**OBJECTIVE:** Take every line where the string "первой" appears and copy it.

--- start of STORED RECORDS ---

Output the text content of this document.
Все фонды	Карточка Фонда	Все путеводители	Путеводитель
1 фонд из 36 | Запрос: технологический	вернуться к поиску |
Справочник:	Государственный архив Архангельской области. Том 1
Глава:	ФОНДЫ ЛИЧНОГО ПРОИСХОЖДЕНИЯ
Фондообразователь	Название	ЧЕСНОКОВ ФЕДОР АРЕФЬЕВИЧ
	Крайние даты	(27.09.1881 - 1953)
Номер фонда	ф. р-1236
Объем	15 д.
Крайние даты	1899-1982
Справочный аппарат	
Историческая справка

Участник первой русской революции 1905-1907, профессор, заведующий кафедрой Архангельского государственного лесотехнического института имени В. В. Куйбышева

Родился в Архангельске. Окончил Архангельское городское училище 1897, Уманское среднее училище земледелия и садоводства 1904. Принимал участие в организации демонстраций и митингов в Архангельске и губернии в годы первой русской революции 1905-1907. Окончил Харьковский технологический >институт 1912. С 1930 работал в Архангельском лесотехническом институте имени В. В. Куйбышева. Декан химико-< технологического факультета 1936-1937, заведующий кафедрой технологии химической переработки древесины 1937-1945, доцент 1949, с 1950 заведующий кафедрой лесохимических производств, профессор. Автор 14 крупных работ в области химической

--- end of STORED RECORDS ---
--- start of STORED RECORDS ---

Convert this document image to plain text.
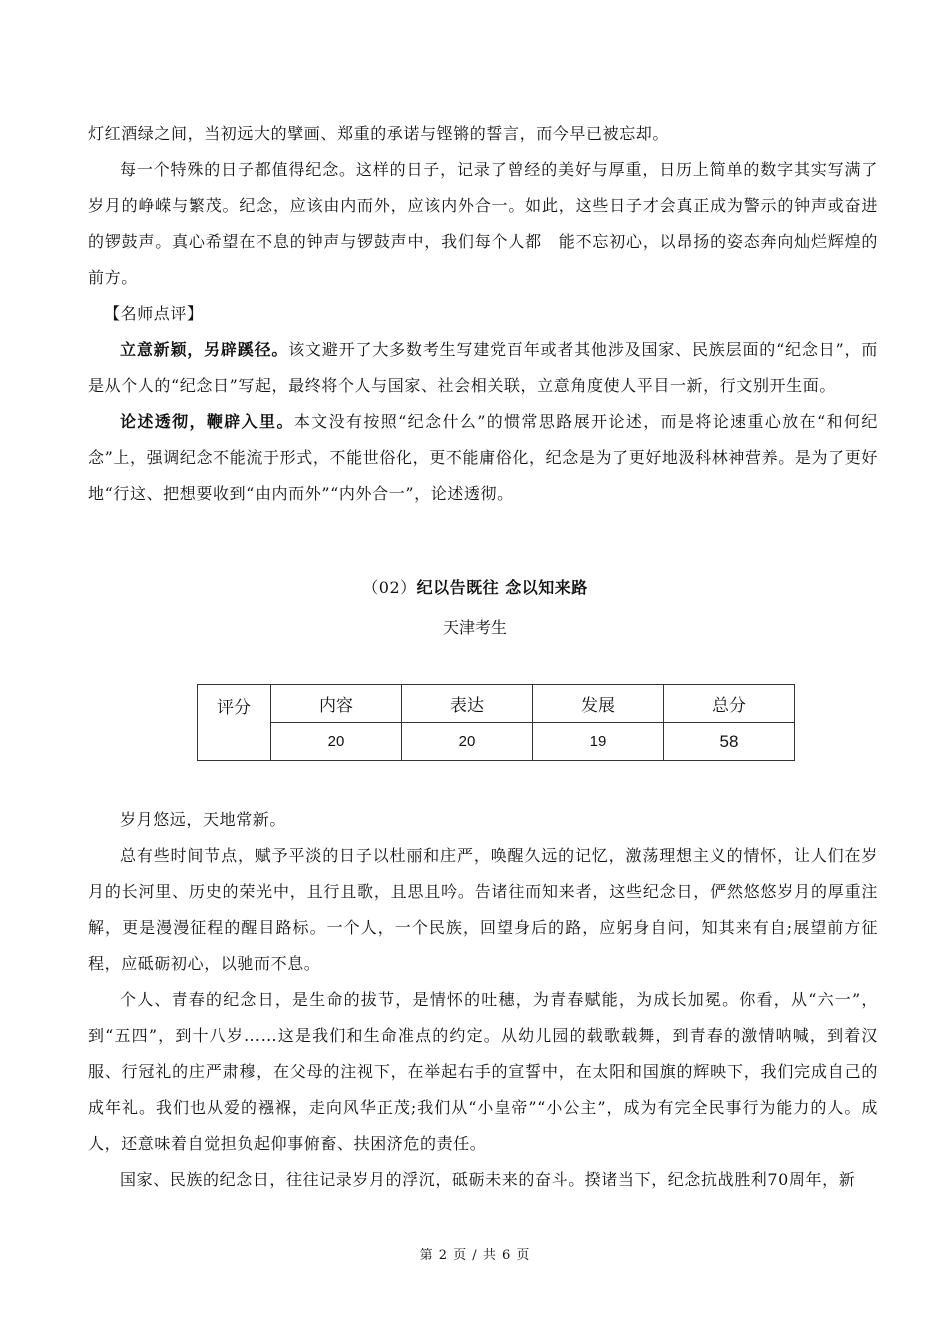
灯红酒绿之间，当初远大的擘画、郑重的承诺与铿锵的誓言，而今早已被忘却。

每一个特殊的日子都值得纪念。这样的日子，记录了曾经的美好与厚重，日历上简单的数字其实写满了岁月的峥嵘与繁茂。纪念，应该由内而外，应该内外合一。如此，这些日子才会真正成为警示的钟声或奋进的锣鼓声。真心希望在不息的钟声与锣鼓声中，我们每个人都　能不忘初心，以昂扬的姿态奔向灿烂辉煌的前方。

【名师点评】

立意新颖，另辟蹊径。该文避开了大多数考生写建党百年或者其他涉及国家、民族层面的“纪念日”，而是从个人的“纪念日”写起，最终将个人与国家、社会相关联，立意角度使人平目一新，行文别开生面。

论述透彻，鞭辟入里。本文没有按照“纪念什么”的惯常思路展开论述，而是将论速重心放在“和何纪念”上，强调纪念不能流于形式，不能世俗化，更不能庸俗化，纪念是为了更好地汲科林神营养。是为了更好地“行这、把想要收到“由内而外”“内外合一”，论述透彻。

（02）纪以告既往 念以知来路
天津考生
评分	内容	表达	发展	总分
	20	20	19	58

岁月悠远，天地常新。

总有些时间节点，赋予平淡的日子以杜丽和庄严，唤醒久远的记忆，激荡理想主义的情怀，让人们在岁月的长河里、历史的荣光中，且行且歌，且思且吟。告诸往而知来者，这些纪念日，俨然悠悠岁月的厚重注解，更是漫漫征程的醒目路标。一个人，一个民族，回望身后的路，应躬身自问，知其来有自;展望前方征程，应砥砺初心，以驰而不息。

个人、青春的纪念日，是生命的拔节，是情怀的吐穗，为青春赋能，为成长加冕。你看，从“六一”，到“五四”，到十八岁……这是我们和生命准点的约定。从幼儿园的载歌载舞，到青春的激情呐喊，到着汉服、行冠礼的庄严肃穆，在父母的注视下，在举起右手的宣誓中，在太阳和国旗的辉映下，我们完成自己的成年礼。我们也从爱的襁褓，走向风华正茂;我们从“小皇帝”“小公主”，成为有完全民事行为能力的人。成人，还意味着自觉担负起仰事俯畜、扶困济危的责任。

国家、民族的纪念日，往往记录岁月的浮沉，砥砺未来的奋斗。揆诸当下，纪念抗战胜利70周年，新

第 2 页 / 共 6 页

--- end of STORED RECORDS ---

**WRITTEN REPLY:**
Участник первой русской революции 1905-1907, профессор, заведующий кафедрой Архангельского государственного лесотехнического института имени В. В. Куйбышева
Родился в Архангельске. Окончил Архангельское городское училище 1897, Уманское среднее училище земледелия и садоводства 1904. Принимал участие в организации демонстраций и митингов в Архангельске и губернии в годы первой русской революции 1905-1907. Окончил Харьковский технологический >институт 1912. С 1930 работал в Архангельском лесотехническом институте имени В. В. Куйбышева. Декан химико-< технологического факультета 1936-1937, заведующий кафедрой технологии химической переработки древесины 1937-1945, доцент 1949, с 1950 заведующий кафедрой лесохимических производств, профессор. Автор 14 крупных работ в области химической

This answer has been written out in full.